**Aim**: In the entries below, find the lines with the word "donc" and copy them.

**Supplied information**:

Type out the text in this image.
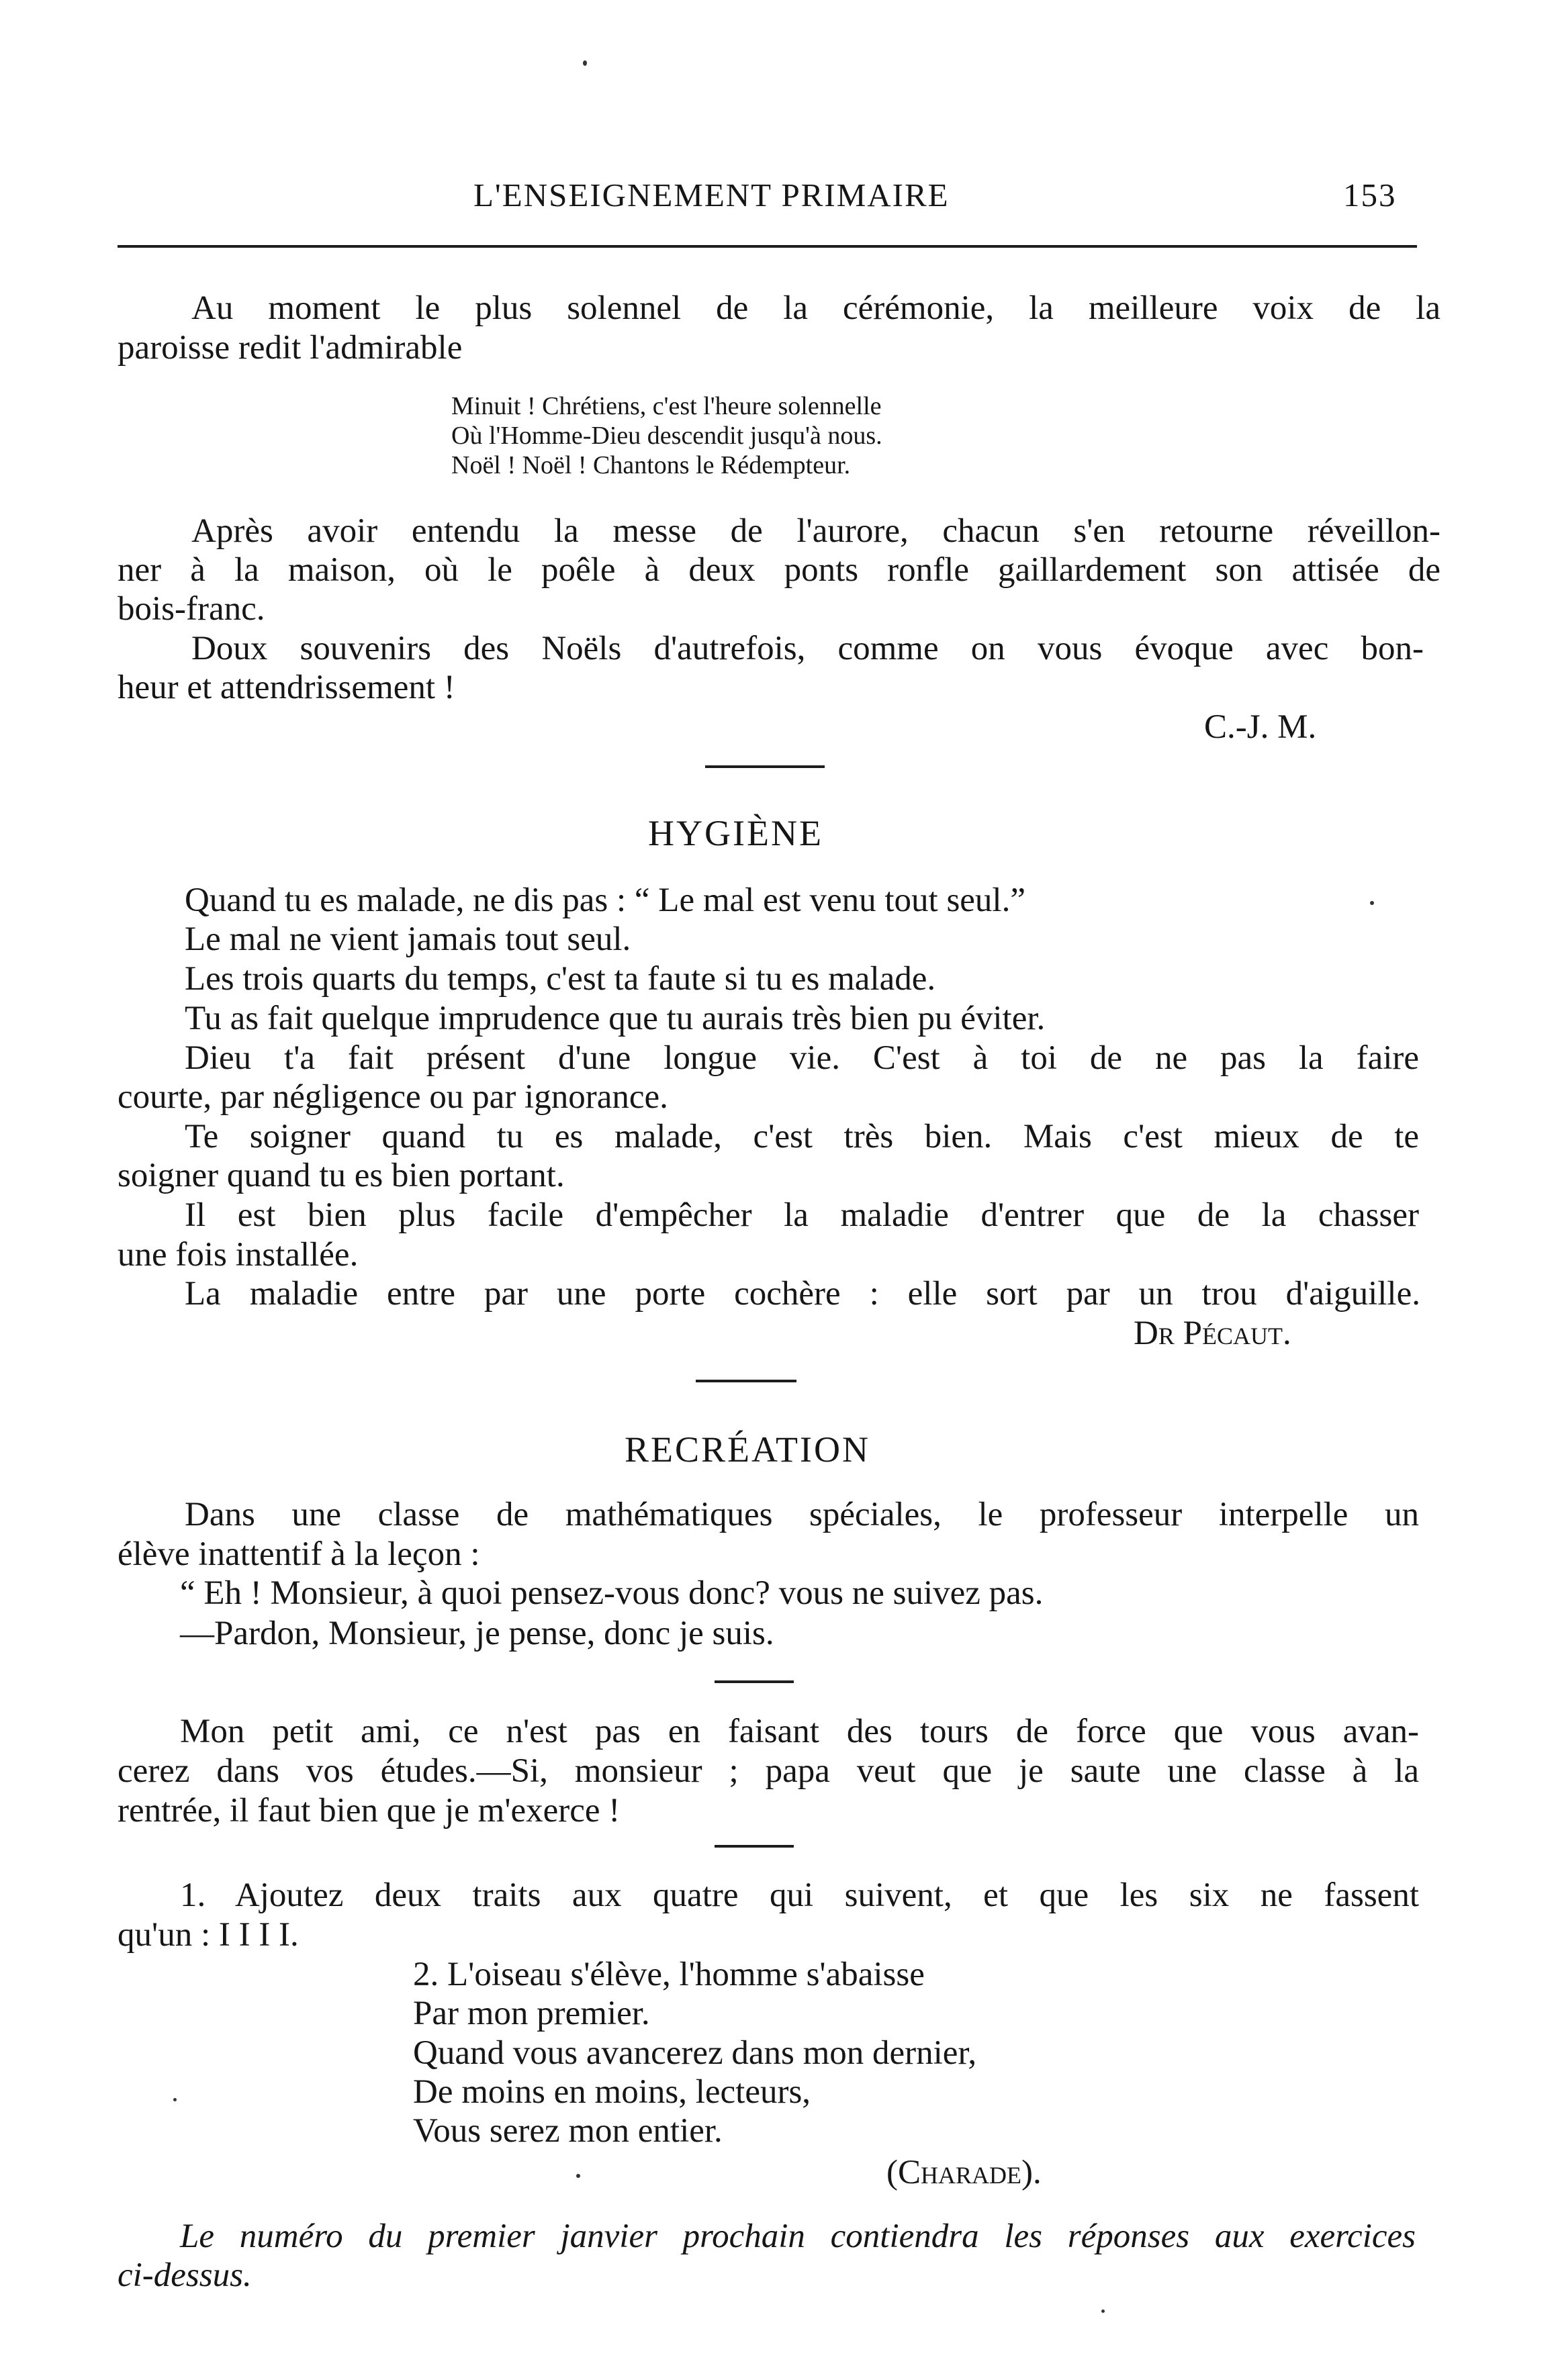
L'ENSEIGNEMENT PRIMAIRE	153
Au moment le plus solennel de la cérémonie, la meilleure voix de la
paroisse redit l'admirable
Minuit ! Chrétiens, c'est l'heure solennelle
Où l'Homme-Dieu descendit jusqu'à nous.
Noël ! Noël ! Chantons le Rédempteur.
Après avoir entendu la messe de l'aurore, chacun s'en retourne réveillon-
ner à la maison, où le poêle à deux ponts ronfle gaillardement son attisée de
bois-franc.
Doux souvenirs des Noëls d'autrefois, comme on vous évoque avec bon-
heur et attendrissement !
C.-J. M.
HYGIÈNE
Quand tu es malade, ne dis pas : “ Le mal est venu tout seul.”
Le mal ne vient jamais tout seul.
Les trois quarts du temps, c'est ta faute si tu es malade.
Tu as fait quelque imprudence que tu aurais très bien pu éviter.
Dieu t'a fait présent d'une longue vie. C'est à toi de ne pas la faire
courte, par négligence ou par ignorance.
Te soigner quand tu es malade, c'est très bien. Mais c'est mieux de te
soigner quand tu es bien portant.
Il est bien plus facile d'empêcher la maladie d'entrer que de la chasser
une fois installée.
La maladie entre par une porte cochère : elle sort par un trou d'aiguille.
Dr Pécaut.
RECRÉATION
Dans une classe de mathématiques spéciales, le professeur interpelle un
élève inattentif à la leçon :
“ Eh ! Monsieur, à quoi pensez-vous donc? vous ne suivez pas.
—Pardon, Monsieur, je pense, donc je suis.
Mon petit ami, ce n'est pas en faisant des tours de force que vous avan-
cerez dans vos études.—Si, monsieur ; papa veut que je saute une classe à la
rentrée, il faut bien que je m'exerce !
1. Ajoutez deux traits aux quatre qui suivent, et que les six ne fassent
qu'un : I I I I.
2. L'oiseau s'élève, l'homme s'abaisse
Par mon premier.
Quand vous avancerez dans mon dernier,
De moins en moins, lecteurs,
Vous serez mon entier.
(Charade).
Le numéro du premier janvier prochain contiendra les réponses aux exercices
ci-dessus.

--

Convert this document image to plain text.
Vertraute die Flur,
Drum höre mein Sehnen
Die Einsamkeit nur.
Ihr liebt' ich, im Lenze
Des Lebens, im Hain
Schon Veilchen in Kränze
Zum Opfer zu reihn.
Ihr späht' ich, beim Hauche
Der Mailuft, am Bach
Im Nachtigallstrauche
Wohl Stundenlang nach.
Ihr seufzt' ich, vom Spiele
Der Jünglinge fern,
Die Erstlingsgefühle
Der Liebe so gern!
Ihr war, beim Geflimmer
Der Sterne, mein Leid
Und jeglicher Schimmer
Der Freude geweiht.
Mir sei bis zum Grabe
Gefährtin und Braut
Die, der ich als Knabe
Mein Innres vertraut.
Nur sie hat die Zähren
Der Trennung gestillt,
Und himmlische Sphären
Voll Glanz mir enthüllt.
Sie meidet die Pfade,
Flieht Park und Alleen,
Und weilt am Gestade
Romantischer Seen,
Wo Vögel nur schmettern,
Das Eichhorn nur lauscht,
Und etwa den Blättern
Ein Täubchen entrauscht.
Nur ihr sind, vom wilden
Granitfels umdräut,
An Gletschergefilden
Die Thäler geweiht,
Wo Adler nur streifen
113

**Finished answer**:
“ Eh ! Monsieur, à quoi pensez-vous donc? vous ne suivez pas.
—Pardon, Monsieur, je pense, donc je suis.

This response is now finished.